+++ MATERIAL FOR THIS TASK +++

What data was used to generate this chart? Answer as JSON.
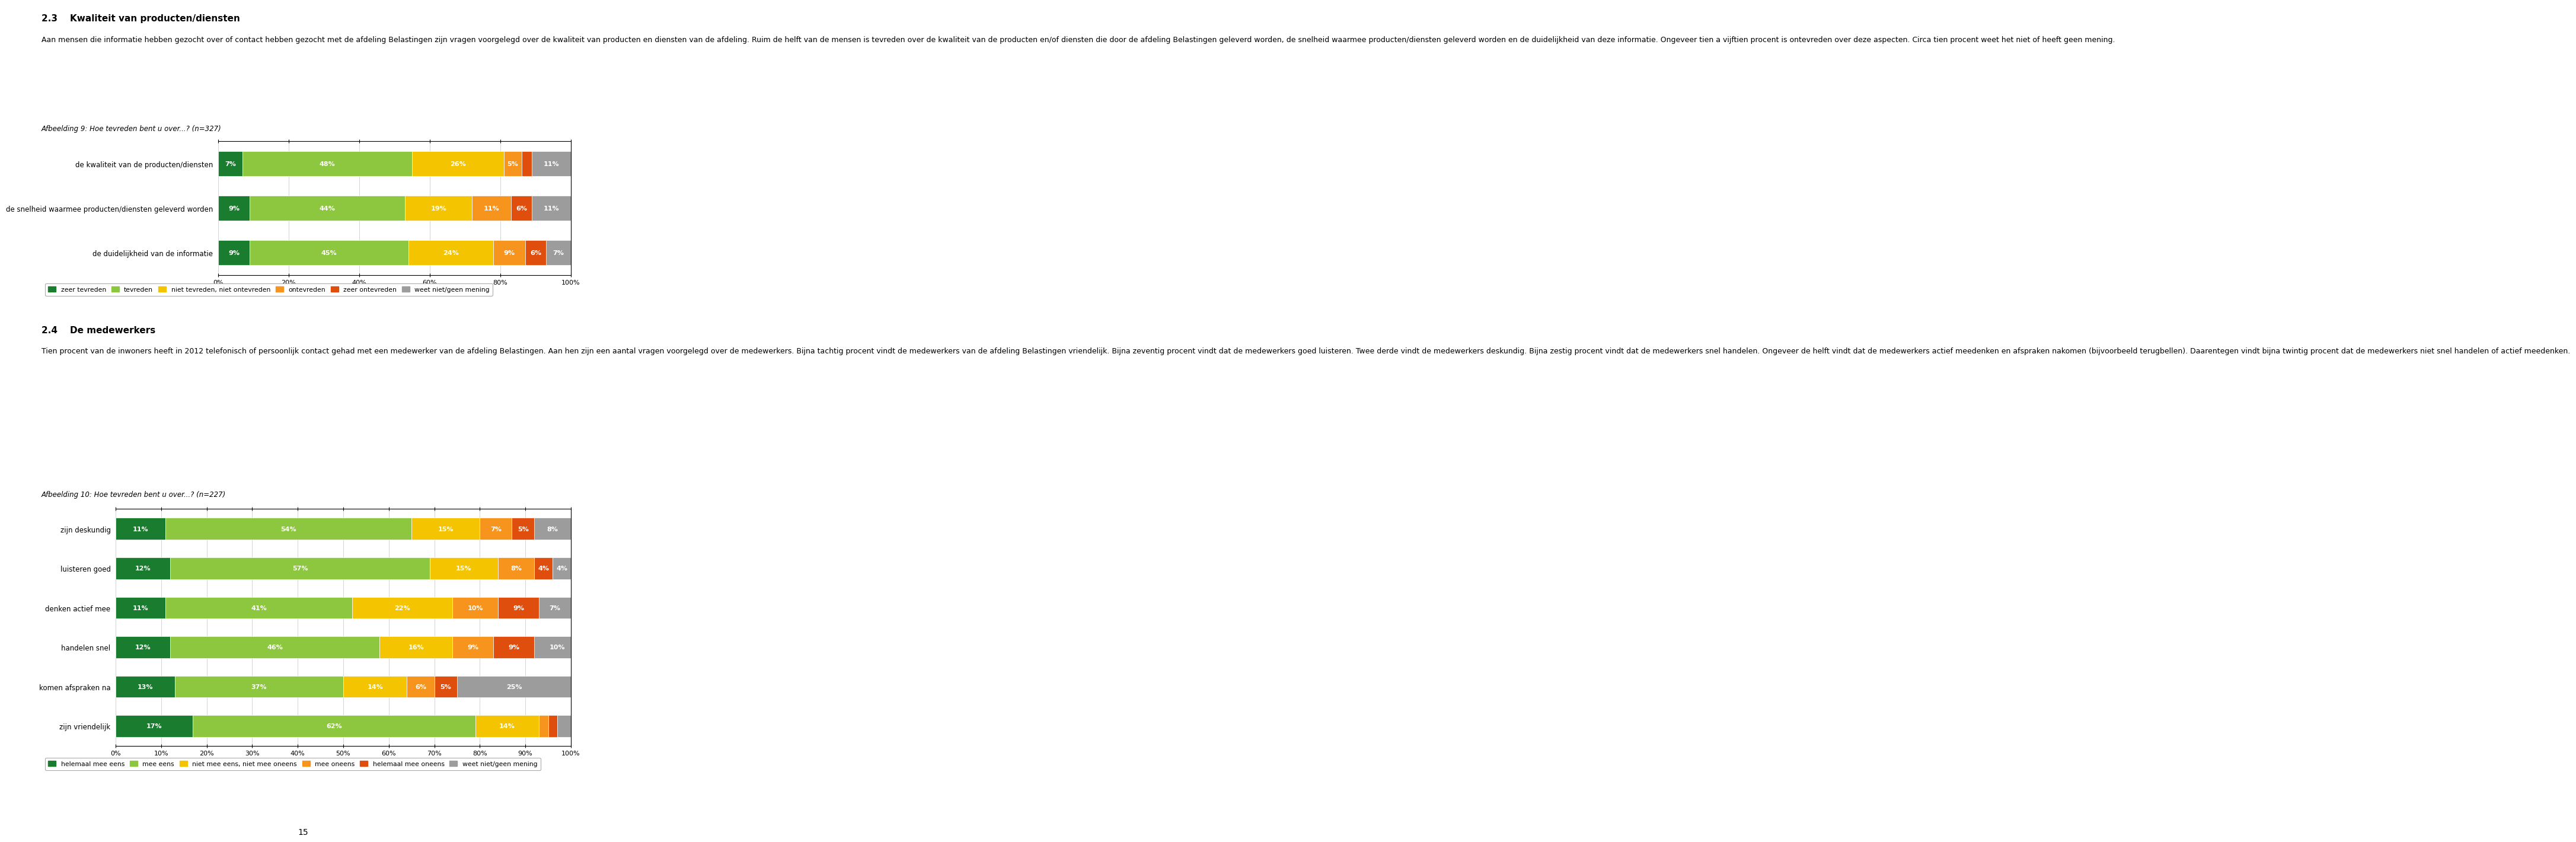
{
  "page_title_section": "2.3    Kwaliteit van producten/diensten",
  "paragraph1": "Aan mensen die informatie hebben gezocht over of contact hebben gezocht met de afdeling Belastingen zijn vragen voorgelegd over de kwaliteit van producten en diensten van de afdeling. Ruim de helft van de mensen is tevreden over de kwaliteit van de producten en/of diensten die door de afdeling Belastingen geleverd worden, de snelheid waarmee producten/diensten geleverd worden en de duidelijkheid van deze informatie. Ongeveer tien a vijftien procent is ontevreden over deze aspecten. Circa tien procent weet het niet of heeft geen mening.",
  "chart1_title": "Afbeelding 9: Hoe tevreden bent u over...? (n=327)",
  "chart1_categories": [
    "de kwaliteit van de producten/diensten",
    "de snelheid waarmee producten/diensten geleverd worden",
    "de duidelijkheid van de informatie"
  ],
  "chart1_data": [
    [
      7,
      48,
      26,
      5,
      3,
      11
    ],
    [
      9,
      44,
      19,
      11,
      6,
      11
    ],
    [
      9,
      45,
      24,
      9,
      6,
      7
    ]
  ],
  "chart1_colors": [
    "#1a7c2e",
    "#8dc63f",
    "#f5c400",
    "#f7941d",
    "#e04e0d",
    "#9c9c9c"
  ],
  "chart1_legend": [
    "zeer tevreden",
    "tevreden",
    "niet tevreden, niet ontevreden",
    "ontevreden",
    "zeer ontevreden",
    "weet niet/geen mening"
  ],
  "section2_title": "2.4    De medewerkers",
  "paragraph2": "Tien procent van de inwoners heeft in 2012 telefonisch of persoonlijk contact gehad met een medewerker van de afdeling Belastingen. Aan hen zijn een aantal vragen voorgelegd over de medewerkers. Bijna tachtig procent vindt de medewerkers van de afdeling Belastingen vriendelijk. Bijna zeventig procent vindt dat de medewerkers goed luisteren. Twee derde vindt de medewerkers deskundig. Bijna zestig procent vindt dat de medewerkers snel handelen. Ongeveer de helft vindt dat de medewerkers actief meedenken en afspraken nakomen (bijvoorbeeld terugbellen). Daarentegen vindt bijna twintig procent dat de medewerkers niet snel handelen of actief meedenken.",
  "chart2_title": "Afbeelding 10: Hoe tevreden bent u over...? (n=227)",
  "chart2_categories": [
    "zijn deskundig",
    "luisteren goed",
    "denken actief mee",
    "handelen snel",
    "komen afspraken na",
    "zijn vriendelijk"
  ],
  "chart2_data": [
    [
      11,
      54,
      15,
      7,
      5,
      8
    ],
    [
      12,
      57,
      15,
      8,
      4,
      4
    ],
    [
      11,
      41,
      22,
      10,
      9,
      7
    ],
    [
      12,
      46,
      16,
      9,
      9,
      10
    ],
    [
      13,
      37,
      14,
      6,
      5,
      25
    ],
    [
      17,
      62,
      14,
      2,
      2,
      3
    ]
  ],
  "chart2_colors": [
    "#1a7c2e",
    "#8dc63f",
    "#f5c400",
    "#f7941d",
    "#e04e0d",
    "#9c9c9c"
  ],
  "chart2_legend": [
    "helemaal mee eens",
    "mee eens",
    "niet mee eens, niet mee oneens",
    "mee oneens",
    "helemaal mee oneens",
    "weet niet/geen mening"
  ],
  "page_number": "15",
  "bg_color": "#ffffff",
  "text_color": "#000000"
}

+++

> GIVEN PROBLEM
Which lines of the data above contain "vriendelijk"? Copy each one.

> WRITTEN RESPONSE
  "paragraph2": "Tien procent van de inwoners heeft in 2012 telefonisch of persoonlijk contact gehad met een medewerker van de afdeling Belastingen. Aan hen zijn een aantal vragen voorgelegd over de medewerkers. Bijna tachtig procent vindt de medewerkers van de afdeling Belastingen vriendelijk. Bijna zeventig procent vindt dat de medewerkers goed luisteren. Twee derde vindt de medewerkers deskundig. Bijna zestig procent vindt dat de medewerkers snel handelen. Ongeveer de helft vindt dat de medewerkers actief meedenken en afspraken nakomen (bijvoorbeeld terugbellen). Daarentegen vindt bijna twintig procent dat de medewerkers niet snel handelen of actief meedenken.",
    "zijn vriendelijk"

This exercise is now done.